**Instructions to follow**
Repeat the entries that follow verbatim, without any of their pictures.

========================================================================

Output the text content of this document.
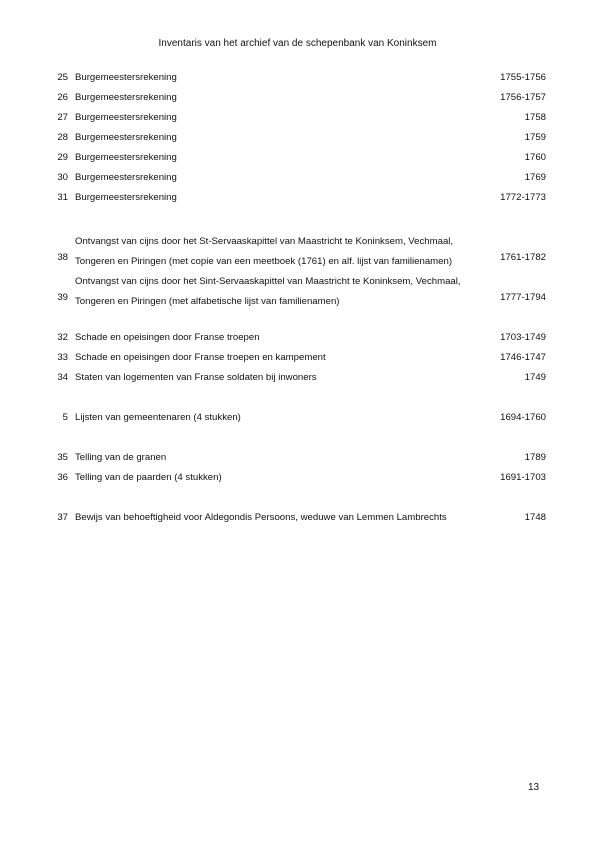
Inventaris van het archief van de schepenbank van Koninksem
25 Burgemeestersrekening	1755-1756
26 Burgemeestersrekening	1756-1757
27 Burgemeestersrekening	1758
28 Burgemeestersrekening	1759
29 Burgemeestersrekening	1760
30 Burgemeestersrekening	1769
31 Burgemeestersrekening	1772-1773
38
Ontvangst van cijns door het St-Servaaskapittel van Maastricht te Koninksem, Vechmaal,
Tongeren en Piringen (met copie van een meetboek (1761) en alf. lijst van familienamen)	1761-1782
39
Ontvangst van cijns door het Sint-Servaaskapittel van Maastricht te Koninksem, Vechmaal,
Tongeren en Piringen (met alfabetische lijst van familienamen)	1777-1794
32 Schade en opeisingen door Franse troepen	1703-1749
33 Schade en opeisingen door Franse troepen en kampement	1746-1747
34 Staten van logementen van Franse soldaten bij inwoners	1749
5 Lijsten van gemeentenaren (4 stukken)	1694-1760
35 Telling van de granen	1789
36 Telling van de paarden (4 stukken)	1691-1703
37 Bewijs van behoeftigheid voor Aldegondis Persoons, weduwe van Lemmen Lambrechts	1748
13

========================================================================

**Result of this exercise**
Output the text content of this document.
Inventaris van het archief van de schepenbank van Koninksem
25 Burgemeestersrekening	1755-1756
26 Burgemeestersrekening	1756-1757
27 Burgemeestersrekening	1758
28 Burgemeestersrekening	1759
29 Burgemeestersrekening	1760
30 Burgemeestersrekening	1769
31 Burgemeestersrekening	1772-1773
38
Ontvangst van cijns door het St-Servaaskapittel van Maastricht te Koninksem, Vechmaal,
Tongeren en Piringen (met copie van een meetboek (1761) en alf. lijst van familienamen)	1761-1782
39
Ontvangst van cijns door het Sint-Servaaskapittel van Maastricht te Koninksem, Vechmaal,
Tongeren en Piringen (met alfabetische lijst van familienamen)	1777-1794
32 Schade en opeisingen door Franse troepen	1703-1749
33 Schade en opeisingen door Franse troepen en kampement	1746-1747
34 Staten van logementen van Franse soldaten bij inwoners	1749
5 Lijsten van gemeentenaren (4 stukken)	1694-1760
35 Telling van de granen	1789
36 Telling van de paarden (4 stukken)	1691-1703
37 Bewijs van behoeftigheid voor Aldegondis Persoons, weduwe van Lemmen Lambrechts	1748
13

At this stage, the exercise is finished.